§ **Task data**:

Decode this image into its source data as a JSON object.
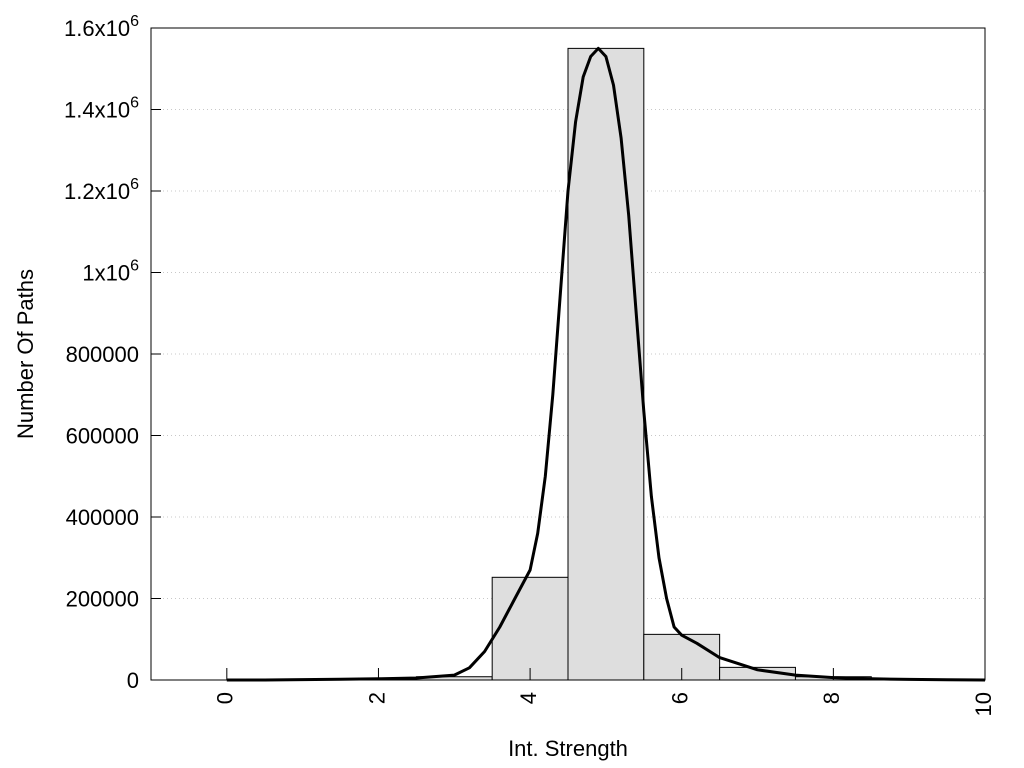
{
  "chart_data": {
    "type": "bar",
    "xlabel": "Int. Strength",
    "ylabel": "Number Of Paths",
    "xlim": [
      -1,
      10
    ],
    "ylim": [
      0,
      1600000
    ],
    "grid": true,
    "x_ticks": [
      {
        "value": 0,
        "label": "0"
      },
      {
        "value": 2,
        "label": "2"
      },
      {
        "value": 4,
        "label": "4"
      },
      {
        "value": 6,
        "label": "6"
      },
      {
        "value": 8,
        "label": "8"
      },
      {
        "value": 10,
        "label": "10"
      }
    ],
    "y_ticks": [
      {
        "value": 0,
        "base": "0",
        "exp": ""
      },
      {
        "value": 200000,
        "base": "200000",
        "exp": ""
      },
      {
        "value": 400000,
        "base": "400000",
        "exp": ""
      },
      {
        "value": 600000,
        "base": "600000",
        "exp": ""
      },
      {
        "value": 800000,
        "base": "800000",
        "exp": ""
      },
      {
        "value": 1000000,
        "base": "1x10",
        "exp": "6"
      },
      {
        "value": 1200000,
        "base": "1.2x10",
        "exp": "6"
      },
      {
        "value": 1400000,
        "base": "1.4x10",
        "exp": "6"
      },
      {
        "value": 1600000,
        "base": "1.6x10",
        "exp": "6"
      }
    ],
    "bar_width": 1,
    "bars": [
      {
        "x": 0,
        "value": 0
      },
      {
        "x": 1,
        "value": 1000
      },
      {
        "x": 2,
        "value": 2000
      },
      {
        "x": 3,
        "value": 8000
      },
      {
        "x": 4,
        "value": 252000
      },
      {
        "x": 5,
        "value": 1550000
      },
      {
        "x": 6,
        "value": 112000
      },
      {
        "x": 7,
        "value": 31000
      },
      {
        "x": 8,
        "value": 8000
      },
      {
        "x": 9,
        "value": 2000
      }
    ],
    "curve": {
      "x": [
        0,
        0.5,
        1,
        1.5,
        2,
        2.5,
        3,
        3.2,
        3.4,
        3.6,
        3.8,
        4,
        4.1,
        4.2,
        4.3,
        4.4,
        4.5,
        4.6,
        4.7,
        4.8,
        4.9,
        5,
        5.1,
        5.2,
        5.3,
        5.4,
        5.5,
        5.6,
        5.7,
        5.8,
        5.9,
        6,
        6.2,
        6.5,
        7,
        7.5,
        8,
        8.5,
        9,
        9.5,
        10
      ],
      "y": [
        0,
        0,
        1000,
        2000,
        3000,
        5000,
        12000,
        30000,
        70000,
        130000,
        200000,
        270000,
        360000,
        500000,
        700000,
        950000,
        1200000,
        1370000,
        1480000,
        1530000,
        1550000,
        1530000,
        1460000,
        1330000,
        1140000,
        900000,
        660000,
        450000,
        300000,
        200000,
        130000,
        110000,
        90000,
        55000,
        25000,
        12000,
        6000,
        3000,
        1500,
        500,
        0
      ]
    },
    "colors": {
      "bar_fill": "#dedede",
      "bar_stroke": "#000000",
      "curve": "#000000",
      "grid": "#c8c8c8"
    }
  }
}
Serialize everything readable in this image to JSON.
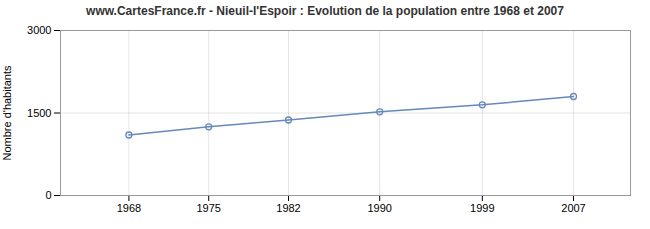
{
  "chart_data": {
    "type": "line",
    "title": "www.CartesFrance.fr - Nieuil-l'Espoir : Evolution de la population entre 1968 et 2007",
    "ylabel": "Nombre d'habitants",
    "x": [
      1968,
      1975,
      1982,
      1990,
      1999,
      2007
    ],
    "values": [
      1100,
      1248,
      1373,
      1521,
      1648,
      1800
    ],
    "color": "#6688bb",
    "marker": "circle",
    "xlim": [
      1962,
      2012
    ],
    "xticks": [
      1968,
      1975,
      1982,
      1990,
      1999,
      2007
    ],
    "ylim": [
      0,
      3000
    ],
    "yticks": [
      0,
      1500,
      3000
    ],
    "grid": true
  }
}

§ **Your task**: Copy every line in the records above that contains the word "base".

§ **Worked answer**:
        "base": "0",
        "base": "200000",
        "base": "400000",
        "base": "600000",
        "base": "800000",
        "base": "1x10",
        "base": "1.2x10",
        "base": "1.4x10",
        "base": "1.6x10",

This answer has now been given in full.